#### [What needs to be done]
Copy out all of the material exactly.

----- Record set

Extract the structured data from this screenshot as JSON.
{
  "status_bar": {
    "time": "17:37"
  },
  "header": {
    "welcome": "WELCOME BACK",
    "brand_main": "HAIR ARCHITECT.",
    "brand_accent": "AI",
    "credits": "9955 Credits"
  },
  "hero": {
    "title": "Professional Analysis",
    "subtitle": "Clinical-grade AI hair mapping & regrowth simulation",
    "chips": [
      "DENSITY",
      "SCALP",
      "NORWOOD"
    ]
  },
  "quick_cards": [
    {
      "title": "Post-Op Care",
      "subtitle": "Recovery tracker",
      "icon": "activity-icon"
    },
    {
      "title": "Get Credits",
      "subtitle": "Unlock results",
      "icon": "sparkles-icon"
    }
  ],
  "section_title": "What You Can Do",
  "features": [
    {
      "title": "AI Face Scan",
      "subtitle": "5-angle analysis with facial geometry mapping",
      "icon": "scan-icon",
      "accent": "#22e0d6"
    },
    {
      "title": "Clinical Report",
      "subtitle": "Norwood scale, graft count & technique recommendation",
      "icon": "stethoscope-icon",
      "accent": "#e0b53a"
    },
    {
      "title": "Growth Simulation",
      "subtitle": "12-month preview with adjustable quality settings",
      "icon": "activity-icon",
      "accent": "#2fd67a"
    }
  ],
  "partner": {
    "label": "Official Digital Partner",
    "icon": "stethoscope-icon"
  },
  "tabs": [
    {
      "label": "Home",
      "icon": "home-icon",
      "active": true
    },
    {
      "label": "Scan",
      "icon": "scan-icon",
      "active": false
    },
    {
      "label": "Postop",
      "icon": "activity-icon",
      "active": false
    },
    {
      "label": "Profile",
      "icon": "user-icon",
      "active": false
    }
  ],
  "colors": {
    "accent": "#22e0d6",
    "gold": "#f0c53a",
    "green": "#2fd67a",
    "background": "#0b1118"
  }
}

----------

#### [Response to the exercise]
Extract the structured data from this screenshot as JSON.
{
  "status_bar": {
    "time": "17:37"
  },
  "header": {
    "welcome": "WELCOME BACK",
    "brand_main": "HAIR ARCHITECT.",
    "brand_accent": "AI",
    "credits": "9955 Credits"
  },
  "hero": {
    "title": "Professional Analysis",
    "subtitle": "Clinical-grade AI hair mapping & regrowth simulation",
    "chips": [
      "DENSITY",
      "SCALP",
      "NORWOOD"
    ]
  },
  "quick_cards": [
    {
      "title": "Post-Op Care",
      "subtitle": "Recovery tracker",
      "icon": "activity-icon"
    },
    {
      "title": "Get Credits",
      "subtitle": "Unlock results",
      "icon": "sparkles-icon"
    }
  ],
  "section_title": "What You Can Do",
  "features": [
    {
      "title": "AI Face Scan",
      "subtitle": "5-angle analysis with facial geometry mapping",
      "icon": "scan-icon",
      "accent": "#22e0d6"
    },
    {
      "title": "Clinical Report",
      "subtitle": "Norwood scale, graft count & technique recommendation",
      "icon": "stethoscope-icon",
      "accent": "#e0b53a"
    },
    {
      "title": "Growth Simulation",
      "subtitle": "12-month preview with adjustable quality settings",
      "icon": "activity-icon",
      "accent": "#2fd67a"
    }
  ],
  "partner": {
    "label": "Official Digital Partner",
    "icon": "stethoscope-icon"
  },
  "tabs": [
    {
      "label": "Home",
      "icon": "home-icon",
      "active": true
    },
    {
      "label": "Scan",
      "icon": "scan-icon",
      "active": false
    },
    {
      "label": "Postop",
      "icon": "activity-icon",
      "active": false
    },
    {
      "label": "Profile",
      "icon": "user-icon",
      "active": false
    }
  ],
  "colors": {
    "accent": "#22e0d6",
    "gold": "#f0c53a",
    "green": "#2fd67a",
    "background": "#0b1118"
  }
}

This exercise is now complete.